** START DATASET CONTENT **

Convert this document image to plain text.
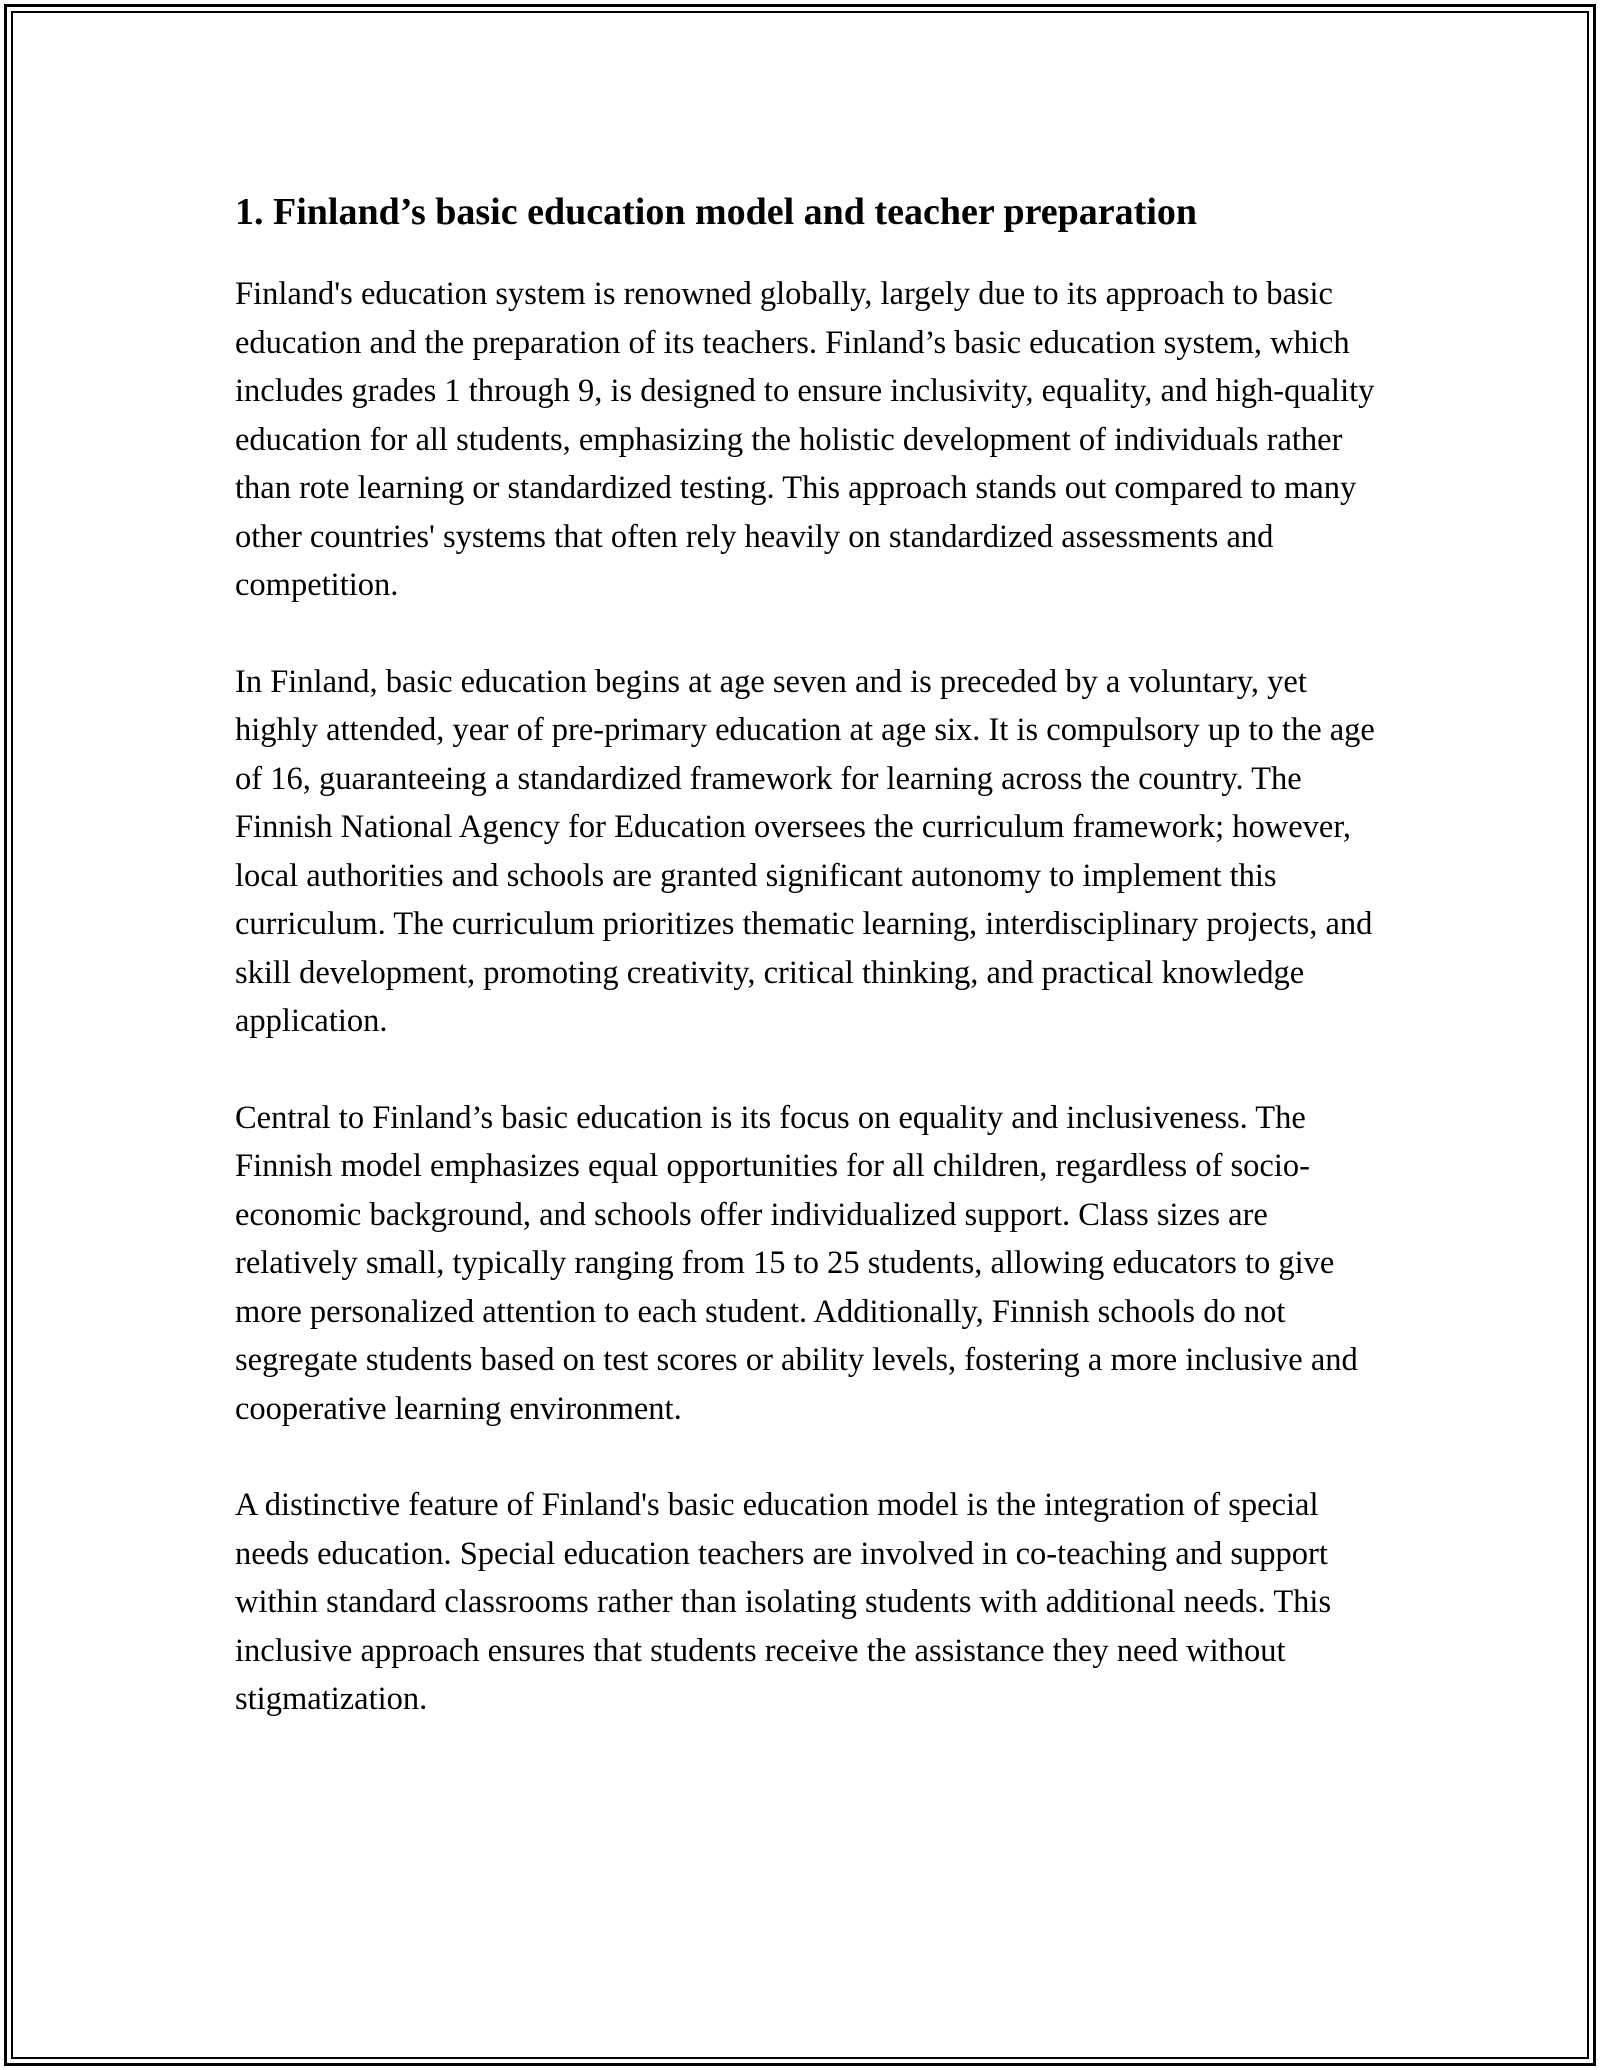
1. Finland’s basic education model and teacher preparation

Finland's education system is renowned globally, largely due to its approach to basic education and the preparation of its teachers. Finland’s basic education system, which includes grades 1 through 9, is designed to ensure inclusivity, equality, and high-quality education for all students, emphasizing the holistic development of individuals rather than rote learning or standardized testing. This approach stands out compared to many other countries' systems that often rely heavily on standardized assessments and competition.

In Finland, basic education begins at age seven and is preceded by a voluntary, yet highly attended, year of pre-primary education at age six. It is compulsory up to the age of 16, guaranteeing a standardized framework for learning across the country. The Finnish National Agency for Education oversees the curriculum framework; however, local authorities and schools are granted significant autonomy to implement this curriculum. The curriculum prioritizes thematic learning, interdisciplinary projects, and skill development, promoting creativity, critical thinking, and practical knowledge application.

Central to Finland’s basic education is its focus on equality and inclusiveness. The Finnish model emphasizes equal opportunities for all children, regardless of socio-economic background, and schools offer individualized support. Class sizes are relatively small, typically ranging from 15 to 25 students, allowing educators to give more personalized attention to each student. Additionally, Finnish schools do not segregate students based on test scores or ability levels, fostering a more inclusive and cooperative learning environment.

A distinctive feature of Finland's basic education model is the integration of special needs education. Special education teachers are involved in co-teaching and support within standard classrooms rather than isolating students with additional needs. This inclusive approach ensures that students receive the assistance they need without stigmatization.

** END DATASET CONTENT **

**TASK DETAILS**
Each line above is to be copied verbatim. Drop any image from the copy.

**EXERCISE OUTPUT**
Convert this document image to plain text.
1. Finland’s basic education model and teacher preparation

Finland's education system is renowned globally, largely due to its approach to basic education and the preparation of its teachers. Finland’s basic education system, which includes grades 1 through 9, is designed to ensure inclusivity, equality, and high-quality education for all students, emphasizing the holistic development of individuals rather than rote learning or standardized testing. This approach stands out compared to many other countries' systems that often rely heavily on standardized assessments and competition.

In Finland, basic education begins at age seven and is preceded by a voluntary, yet highly attended, year of pre-primary education at age six. It is compulsory up to the age of 16, guaranteeing a standardized framework for learning across the country. The Finnish National Agency for Education oversees the curriculum framework; however, local authorities and schools are granted significant autonomy to implement this curriculum. The curriculum prioritizes thematic learning, interdisciplinary projects, and skill development, promoting creativity, critical thinking, and practical knowledge application.

Central to Finland’s basic education is its focus on equality and inclusiveness. The Finnish model emphasizes equal opportunities for all children, regardless of socio-economic background, and schools offer individualized support. Class sizes are relatively small, typically ranging from 15 to 25 students, allowing educators to give more personalized attention to each student. Additionally, Finnish schools do not segregate students based on test scores or ability levels, fostering a more inclusive and cooperative learning environment.

A distinctive feature of Finland's basic education model is the integration of special needs education. Special education teachers are involved in co-teaching and support within standard classrooms rather than isolating students with additional needs. This inclusive approach ensures that students receive the assistance they need without stigmatization.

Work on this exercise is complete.